▶ [Requirement]: Copy each line exactly. Leave nothing out.

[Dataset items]
▼▼▼

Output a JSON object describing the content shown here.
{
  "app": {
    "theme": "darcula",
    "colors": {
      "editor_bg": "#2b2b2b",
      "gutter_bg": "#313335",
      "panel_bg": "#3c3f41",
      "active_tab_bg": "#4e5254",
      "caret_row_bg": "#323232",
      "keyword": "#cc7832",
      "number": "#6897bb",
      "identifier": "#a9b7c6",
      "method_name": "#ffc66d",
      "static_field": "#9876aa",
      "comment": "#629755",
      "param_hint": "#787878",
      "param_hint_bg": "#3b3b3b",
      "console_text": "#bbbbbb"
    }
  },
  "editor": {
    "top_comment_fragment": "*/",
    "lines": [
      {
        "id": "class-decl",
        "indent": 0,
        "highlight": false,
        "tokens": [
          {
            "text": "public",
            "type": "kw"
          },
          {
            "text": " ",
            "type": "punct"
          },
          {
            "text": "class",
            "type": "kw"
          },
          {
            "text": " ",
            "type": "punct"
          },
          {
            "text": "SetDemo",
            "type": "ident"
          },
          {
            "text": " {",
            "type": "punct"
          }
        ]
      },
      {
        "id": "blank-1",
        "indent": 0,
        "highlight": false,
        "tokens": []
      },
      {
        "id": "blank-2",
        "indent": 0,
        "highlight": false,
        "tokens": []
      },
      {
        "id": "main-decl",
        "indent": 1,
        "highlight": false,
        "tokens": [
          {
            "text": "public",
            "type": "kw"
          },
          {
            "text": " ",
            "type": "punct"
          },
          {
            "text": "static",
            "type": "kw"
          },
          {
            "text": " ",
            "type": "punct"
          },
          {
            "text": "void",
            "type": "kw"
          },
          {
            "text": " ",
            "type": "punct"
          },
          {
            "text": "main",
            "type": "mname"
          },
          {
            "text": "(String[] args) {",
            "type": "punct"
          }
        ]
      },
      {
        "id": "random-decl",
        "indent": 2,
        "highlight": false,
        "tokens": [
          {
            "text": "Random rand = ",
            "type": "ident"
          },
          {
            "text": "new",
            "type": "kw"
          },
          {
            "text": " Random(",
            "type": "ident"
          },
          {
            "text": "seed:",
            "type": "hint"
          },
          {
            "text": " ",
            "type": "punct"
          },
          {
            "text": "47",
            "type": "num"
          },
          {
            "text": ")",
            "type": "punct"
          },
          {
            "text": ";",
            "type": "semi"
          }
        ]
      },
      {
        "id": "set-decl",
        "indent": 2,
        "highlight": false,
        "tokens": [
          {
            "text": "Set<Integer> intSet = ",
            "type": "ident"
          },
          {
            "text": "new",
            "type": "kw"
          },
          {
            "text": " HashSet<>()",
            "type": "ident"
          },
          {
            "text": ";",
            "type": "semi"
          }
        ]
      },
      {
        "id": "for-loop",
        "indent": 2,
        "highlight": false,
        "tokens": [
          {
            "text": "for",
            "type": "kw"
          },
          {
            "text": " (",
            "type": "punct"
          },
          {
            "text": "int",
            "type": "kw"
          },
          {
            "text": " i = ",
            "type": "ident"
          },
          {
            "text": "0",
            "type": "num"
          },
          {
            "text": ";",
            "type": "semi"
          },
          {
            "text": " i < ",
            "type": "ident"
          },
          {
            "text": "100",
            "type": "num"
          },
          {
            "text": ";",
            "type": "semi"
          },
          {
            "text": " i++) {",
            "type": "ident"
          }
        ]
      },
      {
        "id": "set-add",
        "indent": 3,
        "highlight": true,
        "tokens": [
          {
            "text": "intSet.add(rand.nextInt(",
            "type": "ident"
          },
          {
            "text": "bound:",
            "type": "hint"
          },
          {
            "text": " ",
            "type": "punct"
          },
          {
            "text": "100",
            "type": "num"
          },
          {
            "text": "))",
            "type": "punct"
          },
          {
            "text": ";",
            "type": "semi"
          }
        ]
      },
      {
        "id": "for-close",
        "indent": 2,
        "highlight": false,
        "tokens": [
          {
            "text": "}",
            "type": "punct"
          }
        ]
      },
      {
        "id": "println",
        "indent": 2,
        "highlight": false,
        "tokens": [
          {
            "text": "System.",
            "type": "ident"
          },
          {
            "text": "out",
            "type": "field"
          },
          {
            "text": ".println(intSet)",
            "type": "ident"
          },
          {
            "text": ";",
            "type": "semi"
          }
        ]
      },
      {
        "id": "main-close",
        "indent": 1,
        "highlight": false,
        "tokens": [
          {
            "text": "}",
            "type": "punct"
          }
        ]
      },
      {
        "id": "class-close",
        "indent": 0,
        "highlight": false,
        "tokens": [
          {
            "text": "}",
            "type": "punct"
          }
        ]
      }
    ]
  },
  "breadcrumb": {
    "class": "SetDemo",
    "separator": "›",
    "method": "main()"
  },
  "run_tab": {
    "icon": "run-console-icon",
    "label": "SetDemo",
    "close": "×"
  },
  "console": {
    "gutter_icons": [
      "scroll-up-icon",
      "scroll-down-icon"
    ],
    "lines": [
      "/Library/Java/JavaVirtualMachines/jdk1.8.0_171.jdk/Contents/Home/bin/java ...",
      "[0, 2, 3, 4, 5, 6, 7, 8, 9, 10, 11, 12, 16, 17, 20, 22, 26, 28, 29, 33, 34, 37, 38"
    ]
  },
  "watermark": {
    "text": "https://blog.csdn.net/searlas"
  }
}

▲▲▲

▶ [Result for this exercise]:
Output a JSON object describing the content shown here.
{
  "app": {
    "theme": "darcula",
    "colors": {
      "editor_bg": "#2b2b2b",
      "gutter_bg": "#313335",
      "panel_bg": "#3c3f41",
      "active_tab_bg": "#4e5254",
      "caret_row_bg": "#323232",
      "keyword": "#cc7832",
      "number": "#6897bb",
      "identifier": "#a9b7c6",
      "method_name": "#ffc66d",
      "static_field": "#9876aa",
      "comment": "#629755",
      "param_hint": "#787878",
      "param_hint_bg": "#3b3b3b",
      "console_text": "#bbbbbb"
    }
  },
  "editor": {
    "top_comment_fragment": "*/",
    "lines": [
      {
        "id": "class-decl",
        "indent": 0,
        "highlight": false,
        "tokens": [
          {
            "text": "public",
            "type": "kw"
          },
          {
            "text": " ",
            "type": "punct"
          },
          {
            "text": "class",
            "type": "kw"
          },
          {
            "text": " ",
            "type": "punct"
          },
          {
            "text": "SetDemo",
            "type": "ident"
          },
          {
            "text": " {",
            "type": "punct"
          }
        ]
      },
      {
        "id": "blank-1",
        "indent": 0,
        "highlight": false,
        "tokens": []
      },
      {
        "id": "blank-2",
        "indent": 0,
        "highlight": false,
        "tokens": []
      },
      {
        "id": "main-decl",
        "indent": 1,
        "highlight": false,
        "tokens": [
          {
            "text": "public",
            "type": "kw"
          },
          {
            "text": " ",
            "type": "punct"
          },
          {
            "text": "static",
            "type": "kw"
          },
          {
            "text": " ",
            "type": "punct"
          },
          {
            "text": "void",
            "type": "kw"
          },
          {
            "text": " ",
            "type": "punct"
          },
          {
            "text": "main",
            "type": "mname"
          },
          {
            "text": "(String[] args) {",
            "type": "punct"
          }
        ]
      },
      {
        "id": "random-decl",
        "indent": 2,
        "highlight": false,
        "tokens": [
          {
            "text": "Random rand = ",
            "type": "ident"
          },
          {
            "text": "new",
            "type": "kw"
          },
          {
            "text": " Random(",
            "type": "ident"
          },
          {
            "text": "seed:",
            "type": "hint"
          },
          {
            "text": " ",
            "type": "punct"
          },
          {
            "text": "47",
            "type": "num"
          },
          {
            "text": ")",
            "type": "punct"
          },
          {
            "text": ";",
            "type": "semi"
          }
        ]
      },
      {
        "id": "set-decl",
        "indent": 2,
        "highlight": false,
        "tokens": [
          {
            "text": "Set<Integer> intSet = ",
            "type": "ident"
          },
          {
            "text": "new",
            "type": "kw"
          },
          {
            "text": " HashSet<>()",
            "type": "ident"
          },
          {
            "text": ";",
            "type": "semi"
          }
        ]
      },
      {
        "id": "for-loop",
        "indent": 2,
        "highlight": false,
        "tokens": [
          {
            "text": "for",
            "type": "kw"
          },
          {
            "text": " (",
            "type": "punct"
          },
          {
            "text": "int",
            "type": "kw"
          },
          {
            "text": " i = ",
            "type": "ident"
          },
          {
            "text": "0",
            "type": "num"
          },
          {
            "text": ";",
            "type": "semi"
          },
          {
            "text": " i < ",
            "type": "ident"
          },
          {
            "text": "100",
            "type": "num"
          },
          {
            "text": ";",
            "type": "semi"
          },
          {
            "text": " i++) {",
            "type": "ident"
          }
        ]
      },
      {
        "id": "set-add",
        "indent": 3,
        "highlight": true,
        "tokens": [
          {
            "text": "intSet.add(rand.nextInt(",
            "type": "ident"
          },
          {
            "text": "bound:",
            "type": "hint"
          },
          {
            "text": " ",
            "type": "punct"
          },
          {
            "text": "100",
            "type": "num"
          },
          {
            "text": "))",
            "type": "punct"
          },
          {
            "text": ";",
            "type": "semi"
          }
        ]
      },
      {
        "id": "for-close",
        "indent": 2,
        "highlight": false,
        "tokens": [
          {
            "text": "}",
            "type": "punct"
          }
        ]
      },
      {
        "id": "println",
        "indent": 2,
        "highlight": false,
        "tokens": [
          {
            "text": "System.",
            "type": "ident"
          },
          {
            "text": "out",
            "type": "field"
          },
          {
            "text": ".println(intSet)",
            "type": "ident"
          },
          {
            "text": ";",
            "type": "semi"
          }
        ]
      },
      {
        "id": "main-close",
        "indent": 1,
        "highlight": false,
        "tokens": [
          {
            "text": "}",
            "type": "punct"
          }
        ]
      },
      {
        "id": "class-close",
        "indent": 0,
        "highlight": false,
        "tokens": [
          {
            "text": "}",
            "type": "punct"
          }
        ]
      }
    ]
  },
  "breadcrumb": {
    "class": "SetDemo",
    "separator": "›",
    "method": "main()"
  },
  "run_tab": {
    "icon": "run-console-icon",
    "label": "SetDemo",
    "close": "×"
  },
  "console": {
    "gutter_icons": [
      "scroll-up-icon",
      "scroll-down-icon"
    ],
    "lines": [
      "/Library/Java/JavaVirtualMachines/jdk1.8.0_171.jdk/Contents/Home/bin/java ...",
      "[0, 2, 3, 4, 5, 6, 7, 8, 9, 10, 11, 12, 16, 17, 20, 22, 26, 28, 29, 33, 34, 37, 38"
    ]
  },
  "watermark": {
    "text": "https://blog.csdn.net/searlas"
  }
}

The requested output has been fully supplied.